**GIVEN RECORDS**
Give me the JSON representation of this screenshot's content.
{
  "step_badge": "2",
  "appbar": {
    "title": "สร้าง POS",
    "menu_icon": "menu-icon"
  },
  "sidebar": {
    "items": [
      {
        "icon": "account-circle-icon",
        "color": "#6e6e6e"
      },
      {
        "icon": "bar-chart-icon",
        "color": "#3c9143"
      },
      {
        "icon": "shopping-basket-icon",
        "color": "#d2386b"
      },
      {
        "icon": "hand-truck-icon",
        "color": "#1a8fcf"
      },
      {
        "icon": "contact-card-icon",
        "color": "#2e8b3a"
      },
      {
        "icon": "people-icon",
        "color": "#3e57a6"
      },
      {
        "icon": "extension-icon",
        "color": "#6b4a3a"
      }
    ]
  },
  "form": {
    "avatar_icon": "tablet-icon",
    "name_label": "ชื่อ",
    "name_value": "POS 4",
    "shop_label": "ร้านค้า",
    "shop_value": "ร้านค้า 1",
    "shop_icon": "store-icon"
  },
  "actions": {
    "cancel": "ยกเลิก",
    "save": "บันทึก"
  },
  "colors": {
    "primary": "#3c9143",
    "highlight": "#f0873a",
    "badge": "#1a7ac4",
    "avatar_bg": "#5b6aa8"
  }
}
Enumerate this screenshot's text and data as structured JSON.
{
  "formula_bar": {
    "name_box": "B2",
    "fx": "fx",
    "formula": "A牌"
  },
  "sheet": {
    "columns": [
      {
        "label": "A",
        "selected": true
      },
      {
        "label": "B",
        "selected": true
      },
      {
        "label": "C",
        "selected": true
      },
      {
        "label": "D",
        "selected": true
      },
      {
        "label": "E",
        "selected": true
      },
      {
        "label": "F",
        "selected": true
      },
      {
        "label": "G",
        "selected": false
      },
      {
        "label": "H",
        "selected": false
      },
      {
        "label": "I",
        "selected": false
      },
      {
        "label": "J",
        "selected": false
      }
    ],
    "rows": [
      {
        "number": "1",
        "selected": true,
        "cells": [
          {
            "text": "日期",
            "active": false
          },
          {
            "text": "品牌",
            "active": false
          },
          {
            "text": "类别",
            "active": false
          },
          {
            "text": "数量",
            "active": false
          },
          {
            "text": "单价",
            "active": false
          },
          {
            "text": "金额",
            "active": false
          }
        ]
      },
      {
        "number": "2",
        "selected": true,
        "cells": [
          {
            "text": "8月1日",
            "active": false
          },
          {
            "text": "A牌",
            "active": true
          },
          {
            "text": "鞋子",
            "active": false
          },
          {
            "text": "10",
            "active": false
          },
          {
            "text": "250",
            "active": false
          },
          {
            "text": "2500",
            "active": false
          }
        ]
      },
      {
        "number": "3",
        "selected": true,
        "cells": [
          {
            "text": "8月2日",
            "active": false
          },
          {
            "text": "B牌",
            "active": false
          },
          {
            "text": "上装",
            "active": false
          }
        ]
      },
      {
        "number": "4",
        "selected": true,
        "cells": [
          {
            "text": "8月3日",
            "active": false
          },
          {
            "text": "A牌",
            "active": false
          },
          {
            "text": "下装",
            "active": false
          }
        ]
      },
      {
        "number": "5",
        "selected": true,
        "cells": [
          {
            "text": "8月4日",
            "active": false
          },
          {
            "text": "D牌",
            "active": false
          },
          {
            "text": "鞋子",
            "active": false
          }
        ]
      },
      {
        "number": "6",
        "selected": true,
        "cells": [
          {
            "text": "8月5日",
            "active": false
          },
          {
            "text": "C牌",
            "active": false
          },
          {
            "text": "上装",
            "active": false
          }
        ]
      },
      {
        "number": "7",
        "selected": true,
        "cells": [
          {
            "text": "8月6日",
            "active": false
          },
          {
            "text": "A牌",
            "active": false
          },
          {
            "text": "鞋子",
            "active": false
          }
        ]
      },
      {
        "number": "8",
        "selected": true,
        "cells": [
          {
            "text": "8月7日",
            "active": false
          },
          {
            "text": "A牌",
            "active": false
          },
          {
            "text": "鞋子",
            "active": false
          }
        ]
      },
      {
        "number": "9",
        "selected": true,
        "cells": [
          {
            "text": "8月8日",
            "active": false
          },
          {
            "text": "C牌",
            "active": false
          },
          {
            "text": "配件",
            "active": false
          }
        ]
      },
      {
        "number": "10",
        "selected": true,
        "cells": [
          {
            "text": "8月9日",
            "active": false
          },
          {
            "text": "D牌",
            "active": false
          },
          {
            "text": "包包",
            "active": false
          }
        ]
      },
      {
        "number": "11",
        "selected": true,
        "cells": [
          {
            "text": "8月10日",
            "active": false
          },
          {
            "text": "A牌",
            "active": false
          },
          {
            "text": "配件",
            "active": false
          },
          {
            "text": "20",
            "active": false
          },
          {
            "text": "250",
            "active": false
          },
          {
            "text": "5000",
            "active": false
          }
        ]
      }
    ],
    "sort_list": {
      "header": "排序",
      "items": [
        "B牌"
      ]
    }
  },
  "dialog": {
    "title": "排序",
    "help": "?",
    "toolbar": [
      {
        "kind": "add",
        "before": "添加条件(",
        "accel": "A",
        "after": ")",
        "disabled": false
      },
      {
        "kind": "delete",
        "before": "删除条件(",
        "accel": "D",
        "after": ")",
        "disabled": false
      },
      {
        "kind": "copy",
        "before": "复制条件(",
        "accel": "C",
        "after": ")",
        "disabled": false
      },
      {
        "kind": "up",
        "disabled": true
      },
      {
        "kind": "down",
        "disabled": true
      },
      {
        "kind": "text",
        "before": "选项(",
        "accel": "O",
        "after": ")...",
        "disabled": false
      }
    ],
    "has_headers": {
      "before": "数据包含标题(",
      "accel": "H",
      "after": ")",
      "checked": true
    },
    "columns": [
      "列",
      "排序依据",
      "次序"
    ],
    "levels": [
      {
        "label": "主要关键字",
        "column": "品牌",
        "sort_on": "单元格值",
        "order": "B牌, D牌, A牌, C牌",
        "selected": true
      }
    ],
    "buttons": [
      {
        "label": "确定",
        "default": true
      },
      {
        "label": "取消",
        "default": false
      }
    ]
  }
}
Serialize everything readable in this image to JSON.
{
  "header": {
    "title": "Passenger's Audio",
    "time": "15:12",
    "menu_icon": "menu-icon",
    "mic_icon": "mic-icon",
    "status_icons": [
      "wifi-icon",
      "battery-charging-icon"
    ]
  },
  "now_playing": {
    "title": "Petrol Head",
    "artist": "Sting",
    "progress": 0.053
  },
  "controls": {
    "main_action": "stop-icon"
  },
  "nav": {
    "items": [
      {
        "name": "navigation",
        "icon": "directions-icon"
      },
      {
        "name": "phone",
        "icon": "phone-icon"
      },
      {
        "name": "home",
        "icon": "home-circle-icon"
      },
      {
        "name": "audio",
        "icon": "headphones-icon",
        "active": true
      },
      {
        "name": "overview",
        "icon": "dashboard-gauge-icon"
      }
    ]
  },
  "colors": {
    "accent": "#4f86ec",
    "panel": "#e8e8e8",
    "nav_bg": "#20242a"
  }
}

**DIRECTIONS**
Find the word "before" in the records and pull out each line that has it.

**CORRECT RESPONSE**
        "before": "添加条件(",
        "before": "删除条件(",
        "before": "复制条件(",
        "before": "选项(",
      "before": "数据包含标题(",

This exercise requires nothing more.